STATED TASK
Gather from the listing below each line that includes the word "MynaConnect", and copy it.

ENTRIES SHOWN
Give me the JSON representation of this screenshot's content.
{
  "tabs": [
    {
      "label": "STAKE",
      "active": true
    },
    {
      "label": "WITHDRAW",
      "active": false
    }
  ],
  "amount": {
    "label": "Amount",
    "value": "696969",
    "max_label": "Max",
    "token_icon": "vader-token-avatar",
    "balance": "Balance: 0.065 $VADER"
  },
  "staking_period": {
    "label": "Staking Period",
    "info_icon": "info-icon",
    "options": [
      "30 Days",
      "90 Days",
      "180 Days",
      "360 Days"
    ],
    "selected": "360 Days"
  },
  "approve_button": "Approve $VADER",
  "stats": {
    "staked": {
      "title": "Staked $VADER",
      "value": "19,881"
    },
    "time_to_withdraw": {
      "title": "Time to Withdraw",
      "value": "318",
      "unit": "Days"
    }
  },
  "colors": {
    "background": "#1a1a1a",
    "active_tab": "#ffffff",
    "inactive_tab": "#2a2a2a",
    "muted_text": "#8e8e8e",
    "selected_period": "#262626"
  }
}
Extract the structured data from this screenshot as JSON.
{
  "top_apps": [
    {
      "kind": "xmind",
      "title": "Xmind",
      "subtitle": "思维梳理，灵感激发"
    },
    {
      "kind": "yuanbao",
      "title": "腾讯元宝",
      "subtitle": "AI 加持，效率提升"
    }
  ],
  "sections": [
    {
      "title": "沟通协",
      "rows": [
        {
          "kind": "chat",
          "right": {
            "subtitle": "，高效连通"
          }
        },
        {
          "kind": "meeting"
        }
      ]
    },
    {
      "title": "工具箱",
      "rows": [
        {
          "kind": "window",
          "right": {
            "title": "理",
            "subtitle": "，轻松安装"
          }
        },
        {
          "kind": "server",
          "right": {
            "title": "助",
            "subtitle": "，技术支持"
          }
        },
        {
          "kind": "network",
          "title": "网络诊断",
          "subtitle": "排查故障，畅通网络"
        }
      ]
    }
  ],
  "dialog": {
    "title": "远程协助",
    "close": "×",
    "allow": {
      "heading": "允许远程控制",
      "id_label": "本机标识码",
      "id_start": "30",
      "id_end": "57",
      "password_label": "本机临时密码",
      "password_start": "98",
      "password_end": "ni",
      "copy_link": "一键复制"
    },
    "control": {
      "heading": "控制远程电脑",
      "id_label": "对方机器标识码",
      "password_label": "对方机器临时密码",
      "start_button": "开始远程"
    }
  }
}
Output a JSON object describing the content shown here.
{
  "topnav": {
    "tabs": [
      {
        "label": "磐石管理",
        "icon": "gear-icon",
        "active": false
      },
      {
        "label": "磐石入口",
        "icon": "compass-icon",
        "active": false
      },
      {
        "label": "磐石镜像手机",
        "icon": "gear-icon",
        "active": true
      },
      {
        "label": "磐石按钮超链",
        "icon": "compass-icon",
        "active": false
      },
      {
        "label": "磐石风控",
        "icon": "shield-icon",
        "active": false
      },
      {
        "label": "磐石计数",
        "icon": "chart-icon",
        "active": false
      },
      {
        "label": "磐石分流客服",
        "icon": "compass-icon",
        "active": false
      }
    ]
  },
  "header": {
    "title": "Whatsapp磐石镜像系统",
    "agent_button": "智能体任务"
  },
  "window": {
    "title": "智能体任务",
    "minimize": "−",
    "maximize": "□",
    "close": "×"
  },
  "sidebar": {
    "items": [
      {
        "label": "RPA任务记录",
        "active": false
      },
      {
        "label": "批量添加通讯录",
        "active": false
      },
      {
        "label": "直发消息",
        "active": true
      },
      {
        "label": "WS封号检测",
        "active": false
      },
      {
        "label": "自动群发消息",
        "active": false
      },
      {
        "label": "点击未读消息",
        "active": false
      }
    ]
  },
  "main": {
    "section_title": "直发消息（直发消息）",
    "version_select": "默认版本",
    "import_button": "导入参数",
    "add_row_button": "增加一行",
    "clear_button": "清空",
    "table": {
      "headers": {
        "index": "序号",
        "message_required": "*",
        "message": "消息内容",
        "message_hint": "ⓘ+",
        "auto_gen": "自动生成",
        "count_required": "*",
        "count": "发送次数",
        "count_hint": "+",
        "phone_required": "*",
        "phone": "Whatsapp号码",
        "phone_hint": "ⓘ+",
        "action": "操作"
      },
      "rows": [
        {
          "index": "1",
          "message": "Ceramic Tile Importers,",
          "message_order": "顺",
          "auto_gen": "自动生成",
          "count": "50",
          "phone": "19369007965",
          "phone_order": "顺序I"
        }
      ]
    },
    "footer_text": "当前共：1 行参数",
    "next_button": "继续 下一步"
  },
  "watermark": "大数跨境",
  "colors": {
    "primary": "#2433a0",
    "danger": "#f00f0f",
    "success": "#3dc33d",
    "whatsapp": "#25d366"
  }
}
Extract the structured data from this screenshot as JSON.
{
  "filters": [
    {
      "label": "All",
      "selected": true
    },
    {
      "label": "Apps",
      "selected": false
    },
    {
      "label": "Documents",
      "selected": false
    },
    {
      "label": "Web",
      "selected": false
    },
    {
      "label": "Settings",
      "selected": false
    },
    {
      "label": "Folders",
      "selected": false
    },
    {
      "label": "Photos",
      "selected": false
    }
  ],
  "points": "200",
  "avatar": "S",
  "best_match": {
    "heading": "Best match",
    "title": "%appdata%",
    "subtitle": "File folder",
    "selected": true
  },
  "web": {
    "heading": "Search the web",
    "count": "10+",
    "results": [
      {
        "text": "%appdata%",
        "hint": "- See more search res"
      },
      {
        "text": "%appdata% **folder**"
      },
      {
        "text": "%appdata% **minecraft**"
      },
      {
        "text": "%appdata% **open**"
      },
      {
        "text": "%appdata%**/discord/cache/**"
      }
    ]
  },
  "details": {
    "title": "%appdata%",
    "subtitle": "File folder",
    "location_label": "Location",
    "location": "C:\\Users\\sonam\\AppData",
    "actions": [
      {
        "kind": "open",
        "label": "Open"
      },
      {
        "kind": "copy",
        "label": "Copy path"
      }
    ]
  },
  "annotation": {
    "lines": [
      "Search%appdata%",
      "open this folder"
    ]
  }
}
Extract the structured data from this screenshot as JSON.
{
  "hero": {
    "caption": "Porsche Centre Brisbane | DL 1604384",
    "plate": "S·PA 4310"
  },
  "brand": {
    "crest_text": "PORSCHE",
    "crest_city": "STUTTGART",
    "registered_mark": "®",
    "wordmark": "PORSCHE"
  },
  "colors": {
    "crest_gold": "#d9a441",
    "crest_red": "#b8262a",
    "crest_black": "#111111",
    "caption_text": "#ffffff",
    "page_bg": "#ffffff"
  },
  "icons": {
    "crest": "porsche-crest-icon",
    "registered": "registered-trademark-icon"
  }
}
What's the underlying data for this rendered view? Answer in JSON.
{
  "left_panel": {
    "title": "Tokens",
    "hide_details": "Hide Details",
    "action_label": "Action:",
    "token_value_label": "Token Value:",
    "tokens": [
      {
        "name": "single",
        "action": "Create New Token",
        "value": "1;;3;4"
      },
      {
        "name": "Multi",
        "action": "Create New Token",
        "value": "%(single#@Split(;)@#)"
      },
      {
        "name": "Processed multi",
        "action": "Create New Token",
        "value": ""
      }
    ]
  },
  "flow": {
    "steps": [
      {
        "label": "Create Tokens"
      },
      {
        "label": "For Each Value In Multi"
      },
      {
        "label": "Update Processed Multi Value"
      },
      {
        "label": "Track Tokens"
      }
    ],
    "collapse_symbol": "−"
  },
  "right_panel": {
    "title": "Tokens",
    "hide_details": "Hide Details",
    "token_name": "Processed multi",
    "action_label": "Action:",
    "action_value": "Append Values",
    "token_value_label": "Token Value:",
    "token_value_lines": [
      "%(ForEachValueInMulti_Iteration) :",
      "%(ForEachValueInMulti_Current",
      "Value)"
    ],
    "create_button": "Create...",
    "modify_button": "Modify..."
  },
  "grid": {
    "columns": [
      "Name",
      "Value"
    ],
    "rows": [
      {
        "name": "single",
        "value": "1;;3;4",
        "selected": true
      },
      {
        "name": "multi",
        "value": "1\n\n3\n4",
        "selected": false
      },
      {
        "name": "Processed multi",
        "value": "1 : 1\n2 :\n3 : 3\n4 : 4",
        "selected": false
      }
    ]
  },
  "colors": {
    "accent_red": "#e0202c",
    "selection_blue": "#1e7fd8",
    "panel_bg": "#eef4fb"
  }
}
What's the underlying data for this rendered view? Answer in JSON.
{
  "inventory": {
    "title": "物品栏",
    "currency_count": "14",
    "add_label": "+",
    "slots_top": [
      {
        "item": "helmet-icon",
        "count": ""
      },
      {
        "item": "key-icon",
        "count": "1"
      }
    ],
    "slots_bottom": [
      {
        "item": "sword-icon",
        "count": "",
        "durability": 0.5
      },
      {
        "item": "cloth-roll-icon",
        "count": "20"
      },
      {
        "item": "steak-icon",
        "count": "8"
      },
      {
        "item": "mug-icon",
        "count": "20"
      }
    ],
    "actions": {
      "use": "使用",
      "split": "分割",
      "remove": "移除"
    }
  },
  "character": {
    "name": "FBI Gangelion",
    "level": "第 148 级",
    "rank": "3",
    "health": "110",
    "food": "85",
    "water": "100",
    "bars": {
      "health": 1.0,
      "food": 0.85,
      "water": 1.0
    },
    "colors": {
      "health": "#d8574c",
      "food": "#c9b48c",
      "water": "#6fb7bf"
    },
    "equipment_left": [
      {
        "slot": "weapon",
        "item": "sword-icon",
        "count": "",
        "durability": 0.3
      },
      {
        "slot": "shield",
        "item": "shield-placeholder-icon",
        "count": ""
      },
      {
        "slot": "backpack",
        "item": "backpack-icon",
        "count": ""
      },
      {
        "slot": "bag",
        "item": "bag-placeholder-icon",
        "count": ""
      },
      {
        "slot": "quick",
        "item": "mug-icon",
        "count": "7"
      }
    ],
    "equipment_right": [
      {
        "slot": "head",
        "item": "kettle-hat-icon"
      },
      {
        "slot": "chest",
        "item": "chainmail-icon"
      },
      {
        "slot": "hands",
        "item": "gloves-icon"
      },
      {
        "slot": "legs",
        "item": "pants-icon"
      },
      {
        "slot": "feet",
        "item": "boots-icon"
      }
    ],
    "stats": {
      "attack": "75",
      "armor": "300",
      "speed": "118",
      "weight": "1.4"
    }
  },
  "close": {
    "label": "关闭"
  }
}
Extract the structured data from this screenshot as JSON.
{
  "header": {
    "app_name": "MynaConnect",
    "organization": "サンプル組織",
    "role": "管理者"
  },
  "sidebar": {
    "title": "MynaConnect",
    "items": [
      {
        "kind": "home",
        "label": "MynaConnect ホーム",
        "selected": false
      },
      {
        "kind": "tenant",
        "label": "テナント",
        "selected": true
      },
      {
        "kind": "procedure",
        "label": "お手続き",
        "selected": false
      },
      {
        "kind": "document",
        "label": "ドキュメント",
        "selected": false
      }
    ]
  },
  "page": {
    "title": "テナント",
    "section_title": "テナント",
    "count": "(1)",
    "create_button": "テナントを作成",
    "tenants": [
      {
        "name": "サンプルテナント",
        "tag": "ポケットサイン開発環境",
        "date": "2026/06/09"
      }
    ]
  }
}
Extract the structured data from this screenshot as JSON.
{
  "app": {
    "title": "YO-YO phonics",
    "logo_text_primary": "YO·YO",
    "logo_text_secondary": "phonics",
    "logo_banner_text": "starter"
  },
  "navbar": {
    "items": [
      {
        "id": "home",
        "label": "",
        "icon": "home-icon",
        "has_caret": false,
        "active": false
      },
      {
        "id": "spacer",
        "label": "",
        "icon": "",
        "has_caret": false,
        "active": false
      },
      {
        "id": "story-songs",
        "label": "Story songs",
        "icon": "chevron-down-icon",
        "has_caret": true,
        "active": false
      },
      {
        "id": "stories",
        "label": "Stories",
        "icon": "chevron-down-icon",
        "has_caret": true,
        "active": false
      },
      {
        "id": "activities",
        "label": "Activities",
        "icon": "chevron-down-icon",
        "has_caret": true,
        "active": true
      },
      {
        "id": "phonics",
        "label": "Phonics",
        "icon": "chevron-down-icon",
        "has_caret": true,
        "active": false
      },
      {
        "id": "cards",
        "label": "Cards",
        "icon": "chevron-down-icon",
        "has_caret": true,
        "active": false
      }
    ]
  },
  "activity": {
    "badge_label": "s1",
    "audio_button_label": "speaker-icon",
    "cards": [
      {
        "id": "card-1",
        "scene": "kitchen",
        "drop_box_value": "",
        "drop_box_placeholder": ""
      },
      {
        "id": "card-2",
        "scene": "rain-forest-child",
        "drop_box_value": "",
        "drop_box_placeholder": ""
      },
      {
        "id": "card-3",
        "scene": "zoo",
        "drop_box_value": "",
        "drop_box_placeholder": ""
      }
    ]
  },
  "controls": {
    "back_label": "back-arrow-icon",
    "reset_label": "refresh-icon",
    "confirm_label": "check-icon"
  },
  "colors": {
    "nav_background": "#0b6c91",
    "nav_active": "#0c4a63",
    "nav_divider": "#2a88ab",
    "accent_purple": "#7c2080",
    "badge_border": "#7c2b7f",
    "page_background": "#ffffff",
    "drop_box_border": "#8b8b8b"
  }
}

FINISHED TASK
    "app_name": "MynaConnect",
    "title": "MynaConnect",
        "label": "MynaConnect ホーム",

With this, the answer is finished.